> **Assignment**: Each record has to be repeated exactly as given.

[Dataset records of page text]
=== Section Start ===

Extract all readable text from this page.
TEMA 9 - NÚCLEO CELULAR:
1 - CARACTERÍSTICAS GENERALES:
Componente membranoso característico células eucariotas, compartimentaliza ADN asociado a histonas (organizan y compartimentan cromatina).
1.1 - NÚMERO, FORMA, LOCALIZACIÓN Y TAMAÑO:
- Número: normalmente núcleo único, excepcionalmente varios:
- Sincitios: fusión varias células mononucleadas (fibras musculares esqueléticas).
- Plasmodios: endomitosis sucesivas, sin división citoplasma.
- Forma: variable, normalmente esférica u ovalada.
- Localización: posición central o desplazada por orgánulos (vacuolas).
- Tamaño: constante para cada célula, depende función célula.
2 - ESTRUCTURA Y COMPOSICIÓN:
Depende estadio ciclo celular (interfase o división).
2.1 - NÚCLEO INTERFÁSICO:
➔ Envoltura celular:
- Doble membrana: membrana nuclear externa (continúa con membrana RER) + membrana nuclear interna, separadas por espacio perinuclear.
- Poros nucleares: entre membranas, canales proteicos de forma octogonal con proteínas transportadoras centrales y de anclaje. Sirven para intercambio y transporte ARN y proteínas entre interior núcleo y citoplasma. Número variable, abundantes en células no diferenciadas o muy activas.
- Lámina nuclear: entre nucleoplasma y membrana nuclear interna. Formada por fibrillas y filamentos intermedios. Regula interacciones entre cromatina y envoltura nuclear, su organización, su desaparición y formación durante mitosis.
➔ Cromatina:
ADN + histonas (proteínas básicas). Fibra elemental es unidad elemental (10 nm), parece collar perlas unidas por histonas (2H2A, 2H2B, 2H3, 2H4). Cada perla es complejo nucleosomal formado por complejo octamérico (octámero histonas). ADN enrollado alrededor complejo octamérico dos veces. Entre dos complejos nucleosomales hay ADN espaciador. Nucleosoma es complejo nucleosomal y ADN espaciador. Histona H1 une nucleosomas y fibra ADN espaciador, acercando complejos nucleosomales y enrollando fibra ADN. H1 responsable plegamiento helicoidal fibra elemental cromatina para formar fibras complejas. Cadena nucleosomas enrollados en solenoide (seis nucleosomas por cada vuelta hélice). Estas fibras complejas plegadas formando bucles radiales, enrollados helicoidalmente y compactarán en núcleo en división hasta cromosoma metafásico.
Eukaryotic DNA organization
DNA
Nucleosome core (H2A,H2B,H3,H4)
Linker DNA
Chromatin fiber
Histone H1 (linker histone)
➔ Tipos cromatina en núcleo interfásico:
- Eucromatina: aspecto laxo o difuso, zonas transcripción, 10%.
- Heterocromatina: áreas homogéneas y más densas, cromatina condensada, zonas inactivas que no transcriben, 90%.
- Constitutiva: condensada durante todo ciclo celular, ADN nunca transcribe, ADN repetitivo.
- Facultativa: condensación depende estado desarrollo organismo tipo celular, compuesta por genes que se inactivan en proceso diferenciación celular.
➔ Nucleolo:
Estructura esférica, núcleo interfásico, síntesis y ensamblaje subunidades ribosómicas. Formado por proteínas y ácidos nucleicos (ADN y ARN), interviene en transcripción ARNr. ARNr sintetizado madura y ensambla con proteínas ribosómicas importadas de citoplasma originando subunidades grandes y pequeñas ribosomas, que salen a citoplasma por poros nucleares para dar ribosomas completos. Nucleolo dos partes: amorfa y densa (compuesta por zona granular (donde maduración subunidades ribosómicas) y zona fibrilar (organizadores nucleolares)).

=== Section End ===

> **Solution**:
Extract all readable text from this page.
TEMA 9 - NÚCLEO CELULAR:
1 - CARACTERÍSTICAS GENERALES:
Componente membranoso característico células eucariotas, compartimentaliza ADN asociado a histonas (organizan y compartimentan cromatina).
1.1 - NÚMERO, FORMA, LOCALIZACIÓN Y TAMAÑO:
- Número: normalmente núcleo único, excepcionalmente varios:
- Sincitios: fusión varias células mononucleadas (fibras musculares esqueléticas).
- Plasmodios: endomitosis sucesivas, sin división citoplasma.
- Forma: variable, normalmente esférica u ovalada.
- Localización: posición central o desplazada por orgánulos (vacuolas).
- Tamaño: constante para cada célula, depende función célula.
2 - ESTRUCTURA Y COMPOSICIÓN:
Depende estadio ciclo celular (interfase o división).
2.1 - NÚCLEO INTERFÁSICO:
➔ Envoltura celular:
- Doble membrana: membrana nuclear externa (continúa con membrana RER) + membrana nuclear interna, separadas por espacio perinuclear.
- Poros nucleares: entre membranas, canales proteicos de forma octogonal con proteínas transportadoras centrales y de anclaje. Sirven para intercambio y transporte ARN y proteínas entre interior núcleo y citoplasma. Número variable, abundantes en células no diferenciadas o muy activas.
- Lámina nuclear: entre nucleoplasma y membrana nuclear interna. Formada por fibrillas y filamentos intermedios. Regula interacciones entre cromatina y envoltura nuclear, su organización, su desaparición y formación durante mitosis.
➔ Cromatina:
ADN + histonas (proteínas básicas). Fibra elemental es unidad elemental (10 nm), parece collar perlas unidas por histonas (2H2A, 2H2B, 2H3, 2H4). Cada perla es complejo nucleosomal formado por complejo octamérico (octámero histonas). ADN enrollado alrededor complejo octamérico dos veces. Entre dos complejos nucleosomales hay ADN espaciador. Nucleosoma es complejo nucleosomal y ADN espaciador. Histona H1 une nucleosomas y fibra ADN espaciador, acercando complejos nucleosomales y enrollando fibra ADN. H1 responsable plegamiento helicoidal fibra elemental cromatina para formar fibras complejas. Cadena nucleosomas enrollados en solenoide (seis nucleosomas por cada vuelta hélice). Estas fibras complejas plegadas formando bucles radiales, enrollados helicoidalmente y compactarán en núcleo en división hasta cromosoma metafásico.
Eukaryotic DNA organization
DNA
Nucleosome core (H2A,H2B,H3,H4)
Linker DNA
Chromatin fiber
Histone H1 (linker histone)
➔ Tipos cromatina en núcleo interfásico:
- Eucromatina: aspecto laxo o difuso, zonas transcripción, 10%.
- Heterocromatina: áreas homogéneas y más densas, cromatina condensada, zonas inactivas que no transcriben, 90%.
- Constitutiva: condensada durante todo ciclo celular, ADN nunca transcribe, ADN repetitivo.
- Facultativa: condensación depende estado desarrollo organismo tipo celular, compuesta por genes que se inactivan en proceso diferenciación celular.
➔ Nucleolo:
Estructura esférica, núcleo interfásico, síntesis y ensamblaje subunidades ribosómicas. Formado por proteínas y ácidos nucleicos (ADN y ARN), interviene en transcripción ARNr. ARNr sintetizado madura y ensambla con proteínas ribosómicas importadas de citoplasma originando subunidades grandes y pequeñas ribosomas, que salen a citoplasma por poros nucleares para dar ribosomas completos. Nucleolo dos partes: amorfa y densa (compuesta por zona granular (donde maduración subunidades ribosómicas) y zona fibrilar (organizadores nucleolares)).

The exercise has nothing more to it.